REQUIREMENT ▸ Take every line from the listing below that includes "supérieur" and copy it.

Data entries
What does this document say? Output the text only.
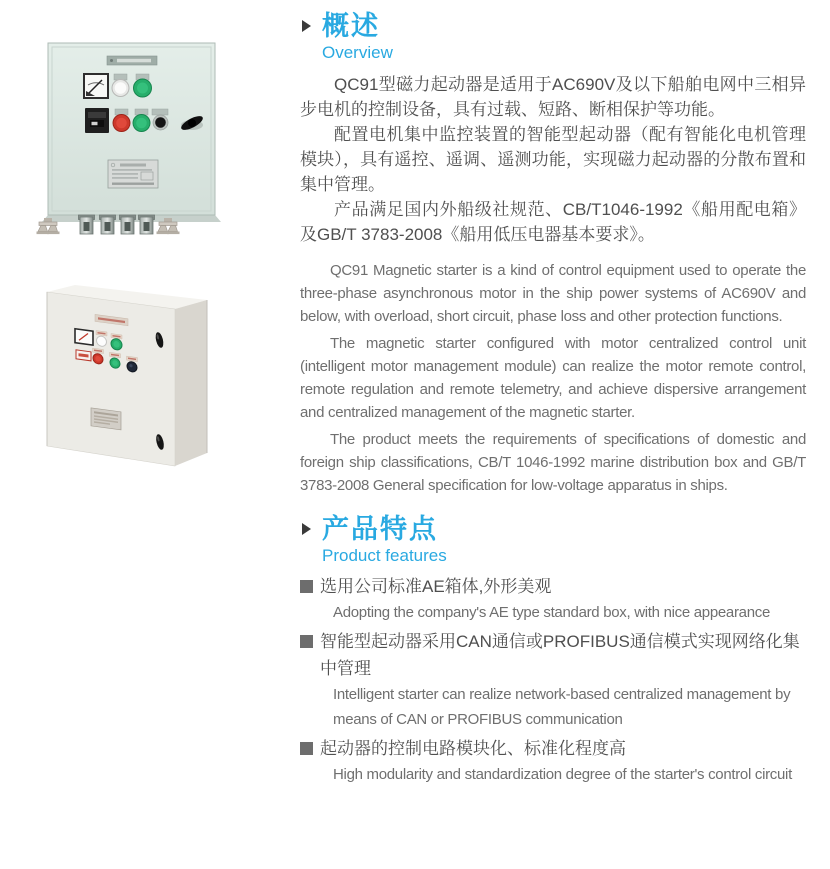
概述
Overview

QC91型磁力起动器是适用于AC690V及以下船舶电网中三相异步电机的控制设备，具有过载、短路、断相保护等功能。

配置电机集中监控装置的智能型起动器（配有智能化电机管理模块），具有遥控、遥调、遥测功能，实现磁力起动器的分散布置和集中管理。

产品满足国内外船级社规范、CB/T1046-1992《船用配电箱》及GB/T 3783-2008《船用低压电器基本要求》。

QC91 Magnetic starter is a kind of control equipment used to operate the three-phase asynchronous motor in the ship power systems of AC690V and below, with overload, short circuit, phase loss and other protection functions.

The magnetic starter configured with motor centralized control unit (intelligent motor management module) can realize the motor remote control, remote regulation and remote telemetry, and achieve dispersive arrangement and centralized management of the magnetic starter.

The product meets the requirements of specifications of domestic and foreign ship classifications, CB/T 1046-1992 marine distribution box and GB/T 3783-2008 General specification for low-voltage apparatus in ships.

产品特点
Product features
选用公司标准AE箱体,外形美观
Adopting the company's AE type standard box, with nice appearance
智能型起动器采用CAN通信或PROFIBUS通信模式实现网络化集中管理
Intelligent starter can realize network-based centralized management by means of CAN or PROFIBUS communication
起动器的控制电路模块化、标准化程度高
High modularity and standardization degree of the starter's control circuit
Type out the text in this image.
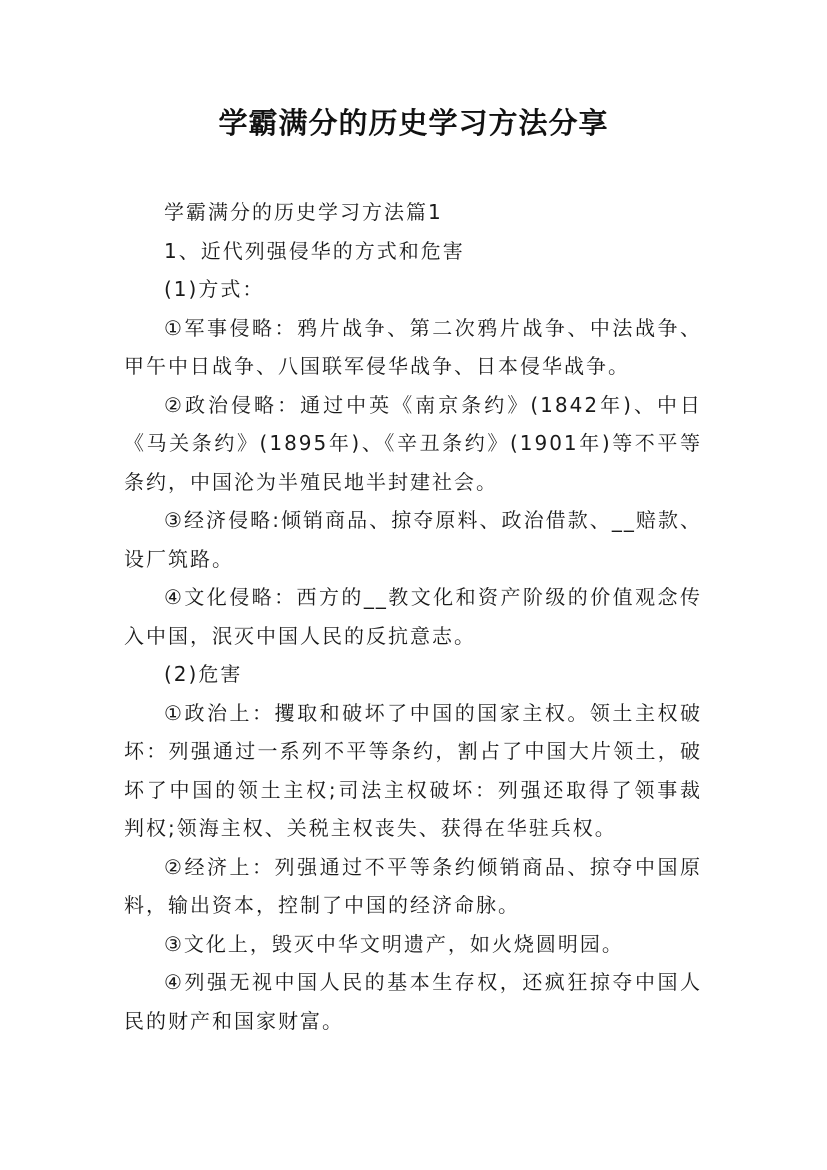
学霸满分的历史学习方法分享

学霸满分的历史学习方法篇1

1、近代列强侵华的方式和危害

(1)方式：

①军事侵略：鸦片战争、第二次鸦片战争、中法战争、甲午中日战争、八国联军侵华战争、日本侵华战争。

②政治侵略：通过中英《南京条约》(1842年)、中日《马关条约》(1895年)、《辛丑条约》(1901年)等不平等条约，中国沦为半殖民地半封建社会。

③经济侵略:倾销商品、掠夺原料、政治借款、__赔款、设厂筑路。

④文化侵略：西方的__教文化和资产阶级的价值观念传入中国，泯灭中国人民的反抗意志。

(2)危害

①政治上：攫取和破坏了中国的国家主权。领土主权破坏：列强通过一系列不平等条约，割占了中国大片领土，破坏了中国的领土主权;司法主权破坏：列强还取得了领事裁判权;领海主权、关税主权丧失、获得在华驻兵权。

②经济上：列强通过不平等条约倾销商品、掠夺中国原料，输出资本，控制了中国的经济命脉。

③文化上，毁灭中华文明遗产，如火烧圆明园。

④列强无视中国人民的基本生存权，还疯狂掠夺中国人民的财产和国家财富。
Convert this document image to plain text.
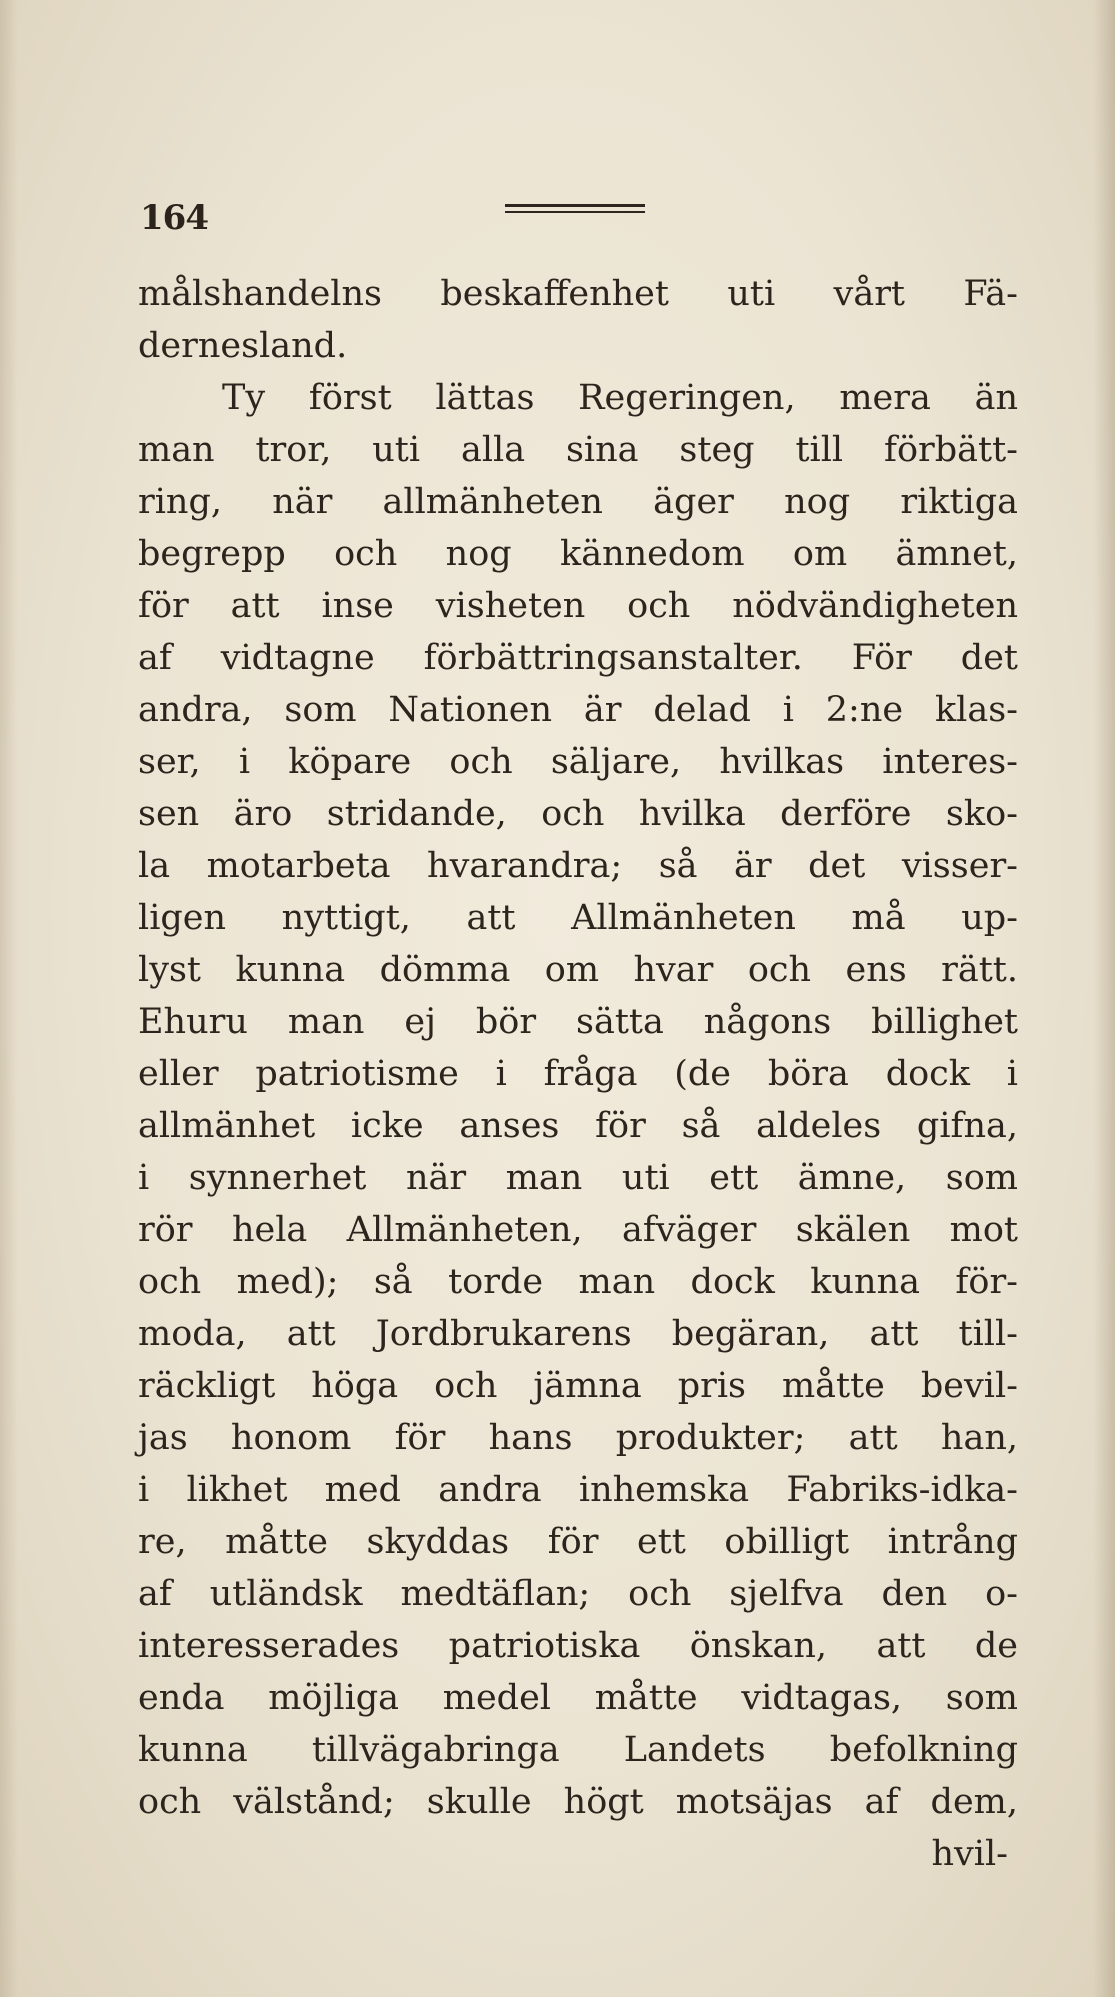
164
målshandelns beskaffenhet uti vårt Fä-
dernesland.
Ty först lättas Regeringen, mera än
man tror, uti alla sina steg till förbätt-
ring, när allmänheten äger nog riktiga
begrepp och nog kännedom om ämnet,
för att inse visheten och nödvändigheten
af vidtagne förbättringsanstalter. För det
andra, som Nationen är delad i 2:ne klas-
ser, i köpare och säljare, hvilkas interes-
sen äro stridande, och hvilka derföre sko-
la motarbeta hvarandra; så är det visser-
ligen nyttigt, att Allmänheten må up-
lyst kunna dömma om hvar och ens rätt.
Ehuru man ej bör sätta någons billighet
eller patriotisme i fråga (de böra dock i
allmänhet icke anses för så aldeles gifna,
i synnerhet när man uti ett ämne, som
rör hela Allmänheten, afväger skälen mot
och med); så torde man dock kunna för-
moda, att Jordbrukarens begäran, att till-
räckligt höga och jämna pris måtte bevil-
jas honom för hans produkter; att han,
i likhet med andra inhemska Fabriks-idka-
re, måtte skyddas för ett obilligt intrång
af utländsk medtäflan; och sjelfva den o-
interesserades patriotiska önskan, att de
enda möjliga medel måtte vidtagas, som
kunna tillvägabringa Landets befolkning
och välstånd; skulle högt motsäjas af dem,
hvil-
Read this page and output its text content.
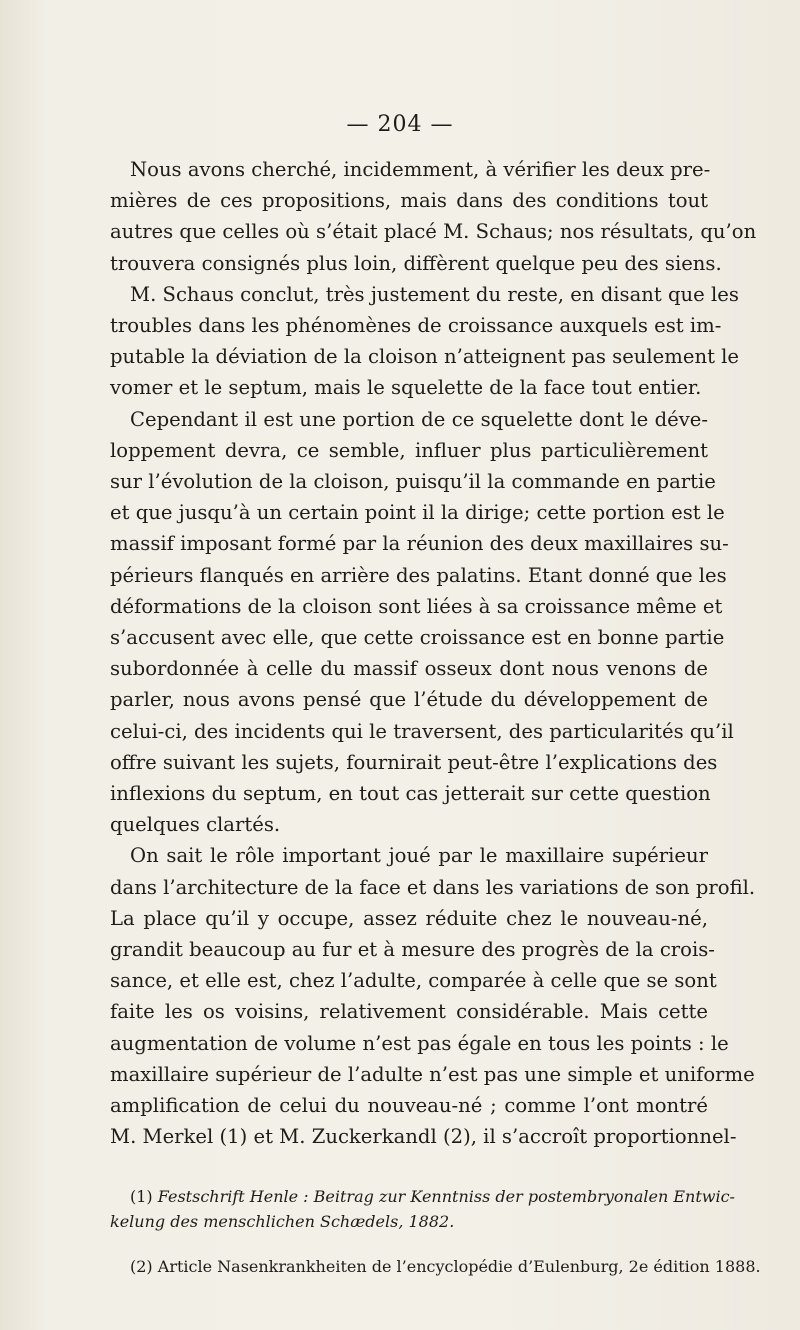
— 204 —
Nous avons cherché, incidemment, à vérifier les deux pre-
mières de ces propositions, mais dans des conditions tout
autres que celles où s’était placé M. Schaus; nos résultats, qu’on
trouvera consignés plus loin, diffèrent quelque peu des siens.
M. Schaus conclut, très justement du reste, en disant que les
troubles dans les phénomènes de croissance auxquels est im-
putable la déviation de la cloison n’atteignent pas seulement le
vomer et le septum, mais le squelette de la face tout entier.
Cependant il est une portion de ce squelette dont le déve-
loppement devra, ce semble, influer plus particulièrement
sur l’évolution de la cloison, puisqu’il la commande en partie
et que jusqu’à un certain point il la dirige; cette portion est le
massif imposant formé par la réunion des deux maxillaires su-
périeurs flanqués en arrière des palatins. Etant donné que les
déformations de la cloison sont liées à sa croissance même et
s’accusent avec elle, que cette croissance est en bonne partie
subordonnée à celle du massif osseux dont nous venons de
parler, nous avons pensé que l’étude du développement de
celui-ci, des incidents qui le traversent, des particularités qu’il
offre suivant les sujets, fournirait peut-être l’explications des
inflexions du septum, en tout cas jetterait sur cette question
quelques clartés.
On sait le rôle important joué par le maxillaire supérieur
dans l’architecture de la face et dans les variations de son profil.
La place qu’il y occupe, assez réduite chez le nouveau-né,
grandit beaucoup au fur et à mesure des progrès de la crois-
sance, et elle est, chez l’adulte, comparée à celle que se sont
faite les os voisins, relativement considérable. Mais cette
augmentation de volume n’est pas égale en tous les points : le
maxillaire supérieur de l’adulte n’est pas une simple et uniforme
amplification de celui du nouveau-né ; comme l’ont montré
M. Merkel (1) et M. Zuckerkandl (2), il s’accroît proportionnel-
(1) Festschrift Henle : Beitrag zur Kenntniss der postembryonalen Entwic-
kelung des menschlichen Schædels, 1882.
(2) Article Nasenkrankheiten de l’encyclopédie d’Eulenburg, 2e édition 1888.
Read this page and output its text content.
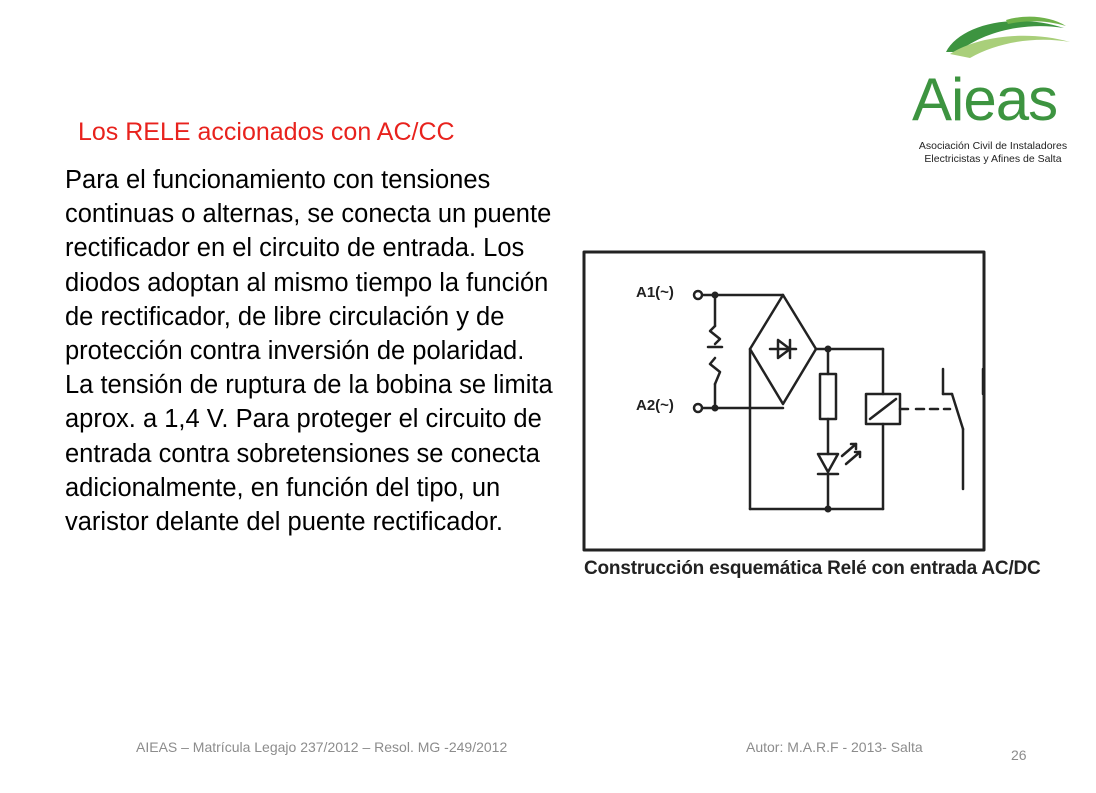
Los RELE accionados con AC/CC

Para el funcionamiento con tensiones continuas o alternas, se conecta un puente rectificador en el circuito de entrada. Los diodos adoptan al mismo tiempo la función de rectificador, de libre circulación y de protección contra inversión de polaridad.

La tensión de ruptura de la bobina se limita aprox. a 1,4 V. Para proteger el circuito de entrada contra sobretensiones se conecta adicionalmente, en función del tipo, un varistor delante del puente rectificador.

Aieas
Asociación Civil de Instaladores
Electricistas y Afines de Salta
A1(~)
A2(~)
Construcción esquemática Relé con entrada AC/DC
AIEAS – Matrícula Legajo 237/2012 – Resol. MG -249/2012	Autor: M.A.R.F - 2013- Salta	26
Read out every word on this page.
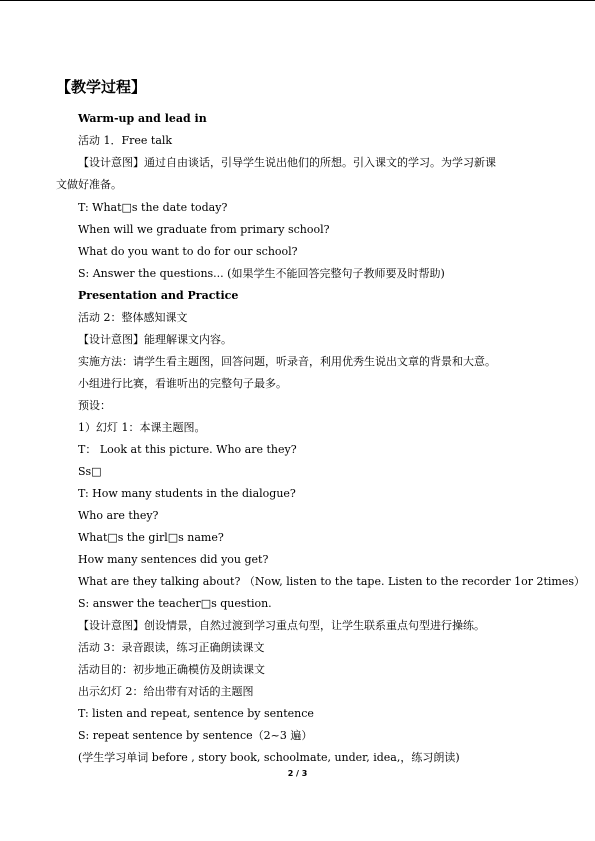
【教学过程】
Warm-up and lead in
活动 1．Free talk
【设计意图】通过自由谈话，引导学生说出他们的所想。引入课文的学习。为学习新课
文做好准备。
T: What□s the date today?
When will we graduate from primary school?
What do you want to do for our school?
S: Answer the questions... (如果学生不能回答完整句子教师要及时帮助)
Presentation and Practice
活动 2：整体感知课文
【设计意图】能理解课文内容。
实施方法：请学生看主题图，回答问题，听录音，利用优秀生说出文章的背景和大意。
小组进行比赛，看谁听出的完整句子最多。
预设：
1）幻灯 1：本课主题图。
T： Look at this picture. Who are they?
Ss□
T: How many students in the dialogue?
Who are they?
What□s the girl□s name?
How many sentences did you get?
What are they talking about? （Now, listen to the tape. Listen to the recorder 1or 2times）
S: answer the teacher□s question.
【设计意图】创设情景，自然过渡到学习重点句型，让学生联系重点句型进行操练。
活动 3：录音跟读，练习正确朗读课文
活动目的：初步地正确模仿及朗读课文
出示幻灯 2：给出带有对话的主题图
T: listen and repeat, sentence by sentence
S: repeat sentence by sentence（2~3 遍）
(学生学习单词 before , story book, schoolmate, under, idea,，练习朗读)
2 / 3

RESULT OF THE EXERCISE ▸
On sait le rôle important joué par le maxillaire supérieur
maxillaire supérieur de l’adulte n’est pas une simple et uniforme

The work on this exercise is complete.